◆ Work required ◆
Each line containing the word "pattern" must be collected.

(Rows from a figure dataset)
==*==
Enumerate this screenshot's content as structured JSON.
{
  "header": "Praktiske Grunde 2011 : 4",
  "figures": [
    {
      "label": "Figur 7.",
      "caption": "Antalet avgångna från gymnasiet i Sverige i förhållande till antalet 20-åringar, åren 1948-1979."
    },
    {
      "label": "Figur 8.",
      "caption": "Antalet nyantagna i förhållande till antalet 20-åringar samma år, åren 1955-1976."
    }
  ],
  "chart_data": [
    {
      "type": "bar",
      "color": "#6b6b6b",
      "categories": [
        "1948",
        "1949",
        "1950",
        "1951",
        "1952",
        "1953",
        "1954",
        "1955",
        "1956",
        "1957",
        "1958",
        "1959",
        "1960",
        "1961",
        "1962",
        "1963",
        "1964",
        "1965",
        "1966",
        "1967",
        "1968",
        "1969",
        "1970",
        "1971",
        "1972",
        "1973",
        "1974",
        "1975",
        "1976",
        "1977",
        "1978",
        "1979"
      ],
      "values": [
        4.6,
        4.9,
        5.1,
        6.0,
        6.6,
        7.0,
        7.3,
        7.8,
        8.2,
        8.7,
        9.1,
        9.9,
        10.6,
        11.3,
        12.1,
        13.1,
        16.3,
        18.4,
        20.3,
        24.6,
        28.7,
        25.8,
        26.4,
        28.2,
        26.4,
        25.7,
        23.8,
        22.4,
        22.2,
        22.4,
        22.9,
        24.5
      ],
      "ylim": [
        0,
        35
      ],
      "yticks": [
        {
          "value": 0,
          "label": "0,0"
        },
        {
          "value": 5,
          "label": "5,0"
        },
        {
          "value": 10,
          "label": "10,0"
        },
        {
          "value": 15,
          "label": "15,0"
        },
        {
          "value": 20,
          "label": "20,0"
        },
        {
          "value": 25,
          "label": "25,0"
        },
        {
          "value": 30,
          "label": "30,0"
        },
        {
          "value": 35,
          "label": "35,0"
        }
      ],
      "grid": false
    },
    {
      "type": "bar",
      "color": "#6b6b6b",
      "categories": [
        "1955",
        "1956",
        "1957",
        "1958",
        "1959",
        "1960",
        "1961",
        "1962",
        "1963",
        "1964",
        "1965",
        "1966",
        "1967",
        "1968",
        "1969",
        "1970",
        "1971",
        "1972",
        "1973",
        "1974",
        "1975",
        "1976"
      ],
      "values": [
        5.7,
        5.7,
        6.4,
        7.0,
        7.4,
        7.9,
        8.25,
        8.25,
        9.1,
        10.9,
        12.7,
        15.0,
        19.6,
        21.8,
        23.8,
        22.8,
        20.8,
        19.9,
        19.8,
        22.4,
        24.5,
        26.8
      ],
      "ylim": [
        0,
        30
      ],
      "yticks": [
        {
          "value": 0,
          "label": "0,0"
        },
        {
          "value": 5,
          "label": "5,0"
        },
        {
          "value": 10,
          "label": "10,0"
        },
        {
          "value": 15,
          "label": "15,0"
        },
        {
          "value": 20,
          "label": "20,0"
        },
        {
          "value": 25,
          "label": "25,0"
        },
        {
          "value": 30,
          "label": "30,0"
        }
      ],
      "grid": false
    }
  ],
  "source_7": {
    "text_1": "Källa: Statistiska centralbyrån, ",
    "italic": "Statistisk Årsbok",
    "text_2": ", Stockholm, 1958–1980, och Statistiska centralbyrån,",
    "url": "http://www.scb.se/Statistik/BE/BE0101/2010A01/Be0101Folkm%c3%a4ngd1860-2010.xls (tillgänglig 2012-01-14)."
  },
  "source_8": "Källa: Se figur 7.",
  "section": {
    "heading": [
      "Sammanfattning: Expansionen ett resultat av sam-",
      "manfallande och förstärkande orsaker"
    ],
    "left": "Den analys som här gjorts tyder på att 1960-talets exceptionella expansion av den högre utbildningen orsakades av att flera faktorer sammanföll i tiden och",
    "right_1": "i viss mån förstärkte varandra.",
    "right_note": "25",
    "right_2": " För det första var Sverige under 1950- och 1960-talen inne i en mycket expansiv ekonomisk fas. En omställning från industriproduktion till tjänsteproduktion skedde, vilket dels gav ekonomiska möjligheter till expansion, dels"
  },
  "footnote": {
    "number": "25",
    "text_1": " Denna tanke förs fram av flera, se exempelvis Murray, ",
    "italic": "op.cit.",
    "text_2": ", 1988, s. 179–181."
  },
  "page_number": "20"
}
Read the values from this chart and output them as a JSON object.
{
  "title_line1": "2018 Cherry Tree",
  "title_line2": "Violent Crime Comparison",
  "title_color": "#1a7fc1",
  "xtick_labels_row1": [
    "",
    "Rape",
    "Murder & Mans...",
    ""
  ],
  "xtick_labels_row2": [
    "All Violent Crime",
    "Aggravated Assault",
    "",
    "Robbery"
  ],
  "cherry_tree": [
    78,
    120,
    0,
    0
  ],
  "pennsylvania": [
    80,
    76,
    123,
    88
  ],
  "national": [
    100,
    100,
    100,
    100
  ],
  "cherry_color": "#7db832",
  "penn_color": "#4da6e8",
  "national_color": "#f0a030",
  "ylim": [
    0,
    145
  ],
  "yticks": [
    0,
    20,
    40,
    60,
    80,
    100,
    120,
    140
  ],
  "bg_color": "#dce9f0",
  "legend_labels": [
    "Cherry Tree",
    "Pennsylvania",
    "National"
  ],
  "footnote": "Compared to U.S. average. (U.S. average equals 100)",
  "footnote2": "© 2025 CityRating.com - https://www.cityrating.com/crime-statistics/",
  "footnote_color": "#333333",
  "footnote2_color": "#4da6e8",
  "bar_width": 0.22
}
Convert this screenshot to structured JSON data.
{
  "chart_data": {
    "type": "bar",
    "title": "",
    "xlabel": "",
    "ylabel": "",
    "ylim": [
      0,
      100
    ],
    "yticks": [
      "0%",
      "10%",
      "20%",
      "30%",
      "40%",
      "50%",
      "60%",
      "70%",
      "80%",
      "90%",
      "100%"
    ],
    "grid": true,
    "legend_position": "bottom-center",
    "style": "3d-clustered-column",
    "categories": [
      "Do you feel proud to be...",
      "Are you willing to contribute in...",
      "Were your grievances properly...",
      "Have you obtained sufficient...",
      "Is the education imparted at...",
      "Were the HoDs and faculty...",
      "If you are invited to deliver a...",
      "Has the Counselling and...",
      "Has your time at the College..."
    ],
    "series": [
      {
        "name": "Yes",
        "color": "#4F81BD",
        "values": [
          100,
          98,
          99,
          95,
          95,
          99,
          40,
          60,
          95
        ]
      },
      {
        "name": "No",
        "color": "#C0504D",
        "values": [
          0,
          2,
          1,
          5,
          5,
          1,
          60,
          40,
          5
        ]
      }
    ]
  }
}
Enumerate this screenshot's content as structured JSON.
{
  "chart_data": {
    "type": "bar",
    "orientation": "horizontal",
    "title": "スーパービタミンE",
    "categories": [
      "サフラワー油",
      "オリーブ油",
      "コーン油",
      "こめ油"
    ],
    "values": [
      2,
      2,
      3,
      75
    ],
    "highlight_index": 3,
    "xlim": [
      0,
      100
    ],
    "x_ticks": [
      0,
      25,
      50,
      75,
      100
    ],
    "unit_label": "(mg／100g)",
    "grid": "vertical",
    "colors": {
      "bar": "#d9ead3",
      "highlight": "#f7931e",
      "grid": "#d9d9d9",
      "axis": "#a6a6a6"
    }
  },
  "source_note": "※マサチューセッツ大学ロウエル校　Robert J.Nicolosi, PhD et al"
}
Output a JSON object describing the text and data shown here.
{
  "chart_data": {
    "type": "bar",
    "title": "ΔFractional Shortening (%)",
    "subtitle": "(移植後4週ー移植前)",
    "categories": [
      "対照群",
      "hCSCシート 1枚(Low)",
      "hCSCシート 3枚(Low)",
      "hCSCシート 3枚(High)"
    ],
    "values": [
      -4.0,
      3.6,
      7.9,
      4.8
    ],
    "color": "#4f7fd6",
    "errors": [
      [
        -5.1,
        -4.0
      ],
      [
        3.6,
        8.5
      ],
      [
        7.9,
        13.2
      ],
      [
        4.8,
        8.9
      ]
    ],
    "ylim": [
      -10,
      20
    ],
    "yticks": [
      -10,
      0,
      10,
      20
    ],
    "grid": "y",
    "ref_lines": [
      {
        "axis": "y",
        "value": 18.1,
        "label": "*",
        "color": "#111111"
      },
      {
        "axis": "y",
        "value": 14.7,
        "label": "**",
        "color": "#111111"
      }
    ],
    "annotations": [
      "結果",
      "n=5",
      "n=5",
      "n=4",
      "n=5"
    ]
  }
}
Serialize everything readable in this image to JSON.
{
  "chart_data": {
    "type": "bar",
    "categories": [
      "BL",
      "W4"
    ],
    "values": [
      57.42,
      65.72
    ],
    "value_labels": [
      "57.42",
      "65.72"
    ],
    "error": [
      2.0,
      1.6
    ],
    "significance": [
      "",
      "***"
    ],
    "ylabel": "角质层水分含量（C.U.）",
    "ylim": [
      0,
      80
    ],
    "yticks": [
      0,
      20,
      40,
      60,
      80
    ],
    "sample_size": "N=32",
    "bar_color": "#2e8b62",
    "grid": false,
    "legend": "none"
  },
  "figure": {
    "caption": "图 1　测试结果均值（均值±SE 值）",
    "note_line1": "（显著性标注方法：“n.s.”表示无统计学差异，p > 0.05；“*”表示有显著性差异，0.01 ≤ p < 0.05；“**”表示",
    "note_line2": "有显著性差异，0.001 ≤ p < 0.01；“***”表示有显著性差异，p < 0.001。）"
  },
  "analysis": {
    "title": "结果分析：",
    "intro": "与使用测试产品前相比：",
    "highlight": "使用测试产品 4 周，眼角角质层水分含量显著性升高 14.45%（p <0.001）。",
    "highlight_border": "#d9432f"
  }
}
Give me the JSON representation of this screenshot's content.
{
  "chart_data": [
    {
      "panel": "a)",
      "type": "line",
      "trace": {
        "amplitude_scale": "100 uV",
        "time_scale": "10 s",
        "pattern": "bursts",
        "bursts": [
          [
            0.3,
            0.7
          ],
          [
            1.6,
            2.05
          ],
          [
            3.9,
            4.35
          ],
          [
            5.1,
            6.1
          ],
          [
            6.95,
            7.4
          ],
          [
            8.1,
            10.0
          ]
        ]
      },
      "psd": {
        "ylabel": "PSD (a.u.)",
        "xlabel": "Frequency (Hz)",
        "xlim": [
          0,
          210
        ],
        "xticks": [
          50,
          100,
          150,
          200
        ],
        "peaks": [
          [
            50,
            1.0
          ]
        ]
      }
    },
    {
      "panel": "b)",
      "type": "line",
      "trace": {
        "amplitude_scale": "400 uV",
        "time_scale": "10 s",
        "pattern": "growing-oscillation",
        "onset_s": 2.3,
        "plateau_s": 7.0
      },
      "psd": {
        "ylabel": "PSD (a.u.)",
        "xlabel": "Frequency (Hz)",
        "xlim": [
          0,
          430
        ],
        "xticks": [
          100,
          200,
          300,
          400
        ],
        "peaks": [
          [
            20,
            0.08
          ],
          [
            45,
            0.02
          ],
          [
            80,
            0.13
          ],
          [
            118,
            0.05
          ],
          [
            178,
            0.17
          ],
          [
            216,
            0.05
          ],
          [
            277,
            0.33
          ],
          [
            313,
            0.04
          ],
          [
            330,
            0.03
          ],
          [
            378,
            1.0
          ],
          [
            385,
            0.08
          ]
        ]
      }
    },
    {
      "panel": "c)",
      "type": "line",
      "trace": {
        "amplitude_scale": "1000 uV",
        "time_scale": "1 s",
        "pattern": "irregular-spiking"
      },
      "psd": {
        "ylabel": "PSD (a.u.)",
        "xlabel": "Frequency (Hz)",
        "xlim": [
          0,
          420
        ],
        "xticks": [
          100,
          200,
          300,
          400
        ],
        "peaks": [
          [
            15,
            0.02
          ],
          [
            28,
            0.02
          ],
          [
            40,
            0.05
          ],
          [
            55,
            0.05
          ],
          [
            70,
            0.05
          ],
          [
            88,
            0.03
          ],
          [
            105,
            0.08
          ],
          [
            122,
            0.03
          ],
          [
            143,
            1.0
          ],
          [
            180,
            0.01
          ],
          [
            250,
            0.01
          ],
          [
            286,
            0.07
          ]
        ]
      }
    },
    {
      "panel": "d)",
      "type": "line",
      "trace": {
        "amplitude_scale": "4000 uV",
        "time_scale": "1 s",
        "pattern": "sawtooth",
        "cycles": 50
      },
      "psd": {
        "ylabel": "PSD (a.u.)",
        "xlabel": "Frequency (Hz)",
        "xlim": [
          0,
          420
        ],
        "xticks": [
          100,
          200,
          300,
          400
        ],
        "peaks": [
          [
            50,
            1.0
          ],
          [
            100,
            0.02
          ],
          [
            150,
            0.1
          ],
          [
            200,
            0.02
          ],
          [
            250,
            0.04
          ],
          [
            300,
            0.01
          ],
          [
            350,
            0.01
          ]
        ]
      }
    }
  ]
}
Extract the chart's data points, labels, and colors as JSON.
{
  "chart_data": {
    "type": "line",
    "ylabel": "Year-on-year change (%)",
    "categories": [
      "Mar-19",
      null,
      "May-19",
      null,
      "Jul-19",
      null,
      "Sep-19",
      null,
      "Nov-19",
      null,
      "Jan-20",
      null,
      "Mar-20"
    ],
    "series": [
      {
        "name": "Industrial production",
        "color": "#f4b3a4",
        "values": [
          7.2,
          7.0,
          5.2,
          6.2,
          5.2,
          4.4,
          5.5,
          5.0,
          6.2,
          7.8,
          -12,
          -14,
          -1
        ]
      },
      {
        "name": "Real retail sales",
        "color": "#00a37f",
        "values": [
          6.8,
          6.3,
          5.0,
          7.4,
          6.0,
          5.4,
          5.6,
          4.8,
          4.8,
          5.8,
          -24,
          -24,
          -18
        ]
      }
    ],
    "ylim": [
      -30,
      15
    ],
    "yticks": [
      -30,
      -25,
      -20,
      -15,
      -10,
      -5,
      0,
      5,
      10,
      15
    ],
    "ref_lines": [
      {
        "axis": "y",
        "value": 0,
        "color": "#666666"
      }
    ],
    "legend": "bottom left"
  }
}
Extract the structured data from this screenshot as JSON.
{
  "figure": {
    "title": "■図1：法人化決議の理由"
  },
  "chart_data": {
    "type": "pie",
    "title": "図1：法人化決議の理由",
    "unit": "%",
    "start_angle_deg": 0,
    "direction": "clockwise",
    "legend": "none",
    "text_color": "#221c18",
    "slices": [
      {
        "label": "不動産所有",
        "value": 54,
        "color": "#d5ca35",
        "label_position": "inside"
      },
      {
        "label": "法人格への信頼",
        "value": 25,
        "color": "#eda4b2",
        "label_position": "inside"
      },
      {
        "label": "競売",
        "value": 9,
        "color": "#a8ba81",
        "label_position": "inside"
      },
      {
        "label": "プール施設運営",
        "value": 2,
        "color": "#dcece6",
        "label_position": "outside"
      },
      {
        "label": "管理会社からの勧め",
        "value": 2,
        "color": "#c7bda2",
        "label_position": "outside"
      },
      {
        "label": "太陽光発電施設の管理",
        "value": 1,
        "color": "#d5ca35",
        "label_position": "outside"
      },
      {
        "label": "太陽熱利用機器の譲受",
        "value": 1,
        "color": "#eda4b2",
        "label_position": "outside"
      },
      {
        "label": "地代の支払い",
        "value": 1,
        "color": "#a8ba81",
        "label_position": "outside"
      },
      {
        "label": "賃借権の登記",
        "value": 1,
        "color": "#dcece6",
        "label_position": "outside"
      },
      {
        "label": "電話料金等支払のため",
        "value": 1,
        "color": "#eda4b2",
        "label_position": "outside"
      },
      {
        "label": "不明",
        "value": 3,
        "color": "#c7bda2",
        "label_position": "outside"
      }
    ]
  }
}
==*==
◆ Result for this task ◆
        "pattern": "bursts",
        "pattern": "growing-oscillation",
        "pattern": "irregular-spiking"
        "pattern": "sawtooth",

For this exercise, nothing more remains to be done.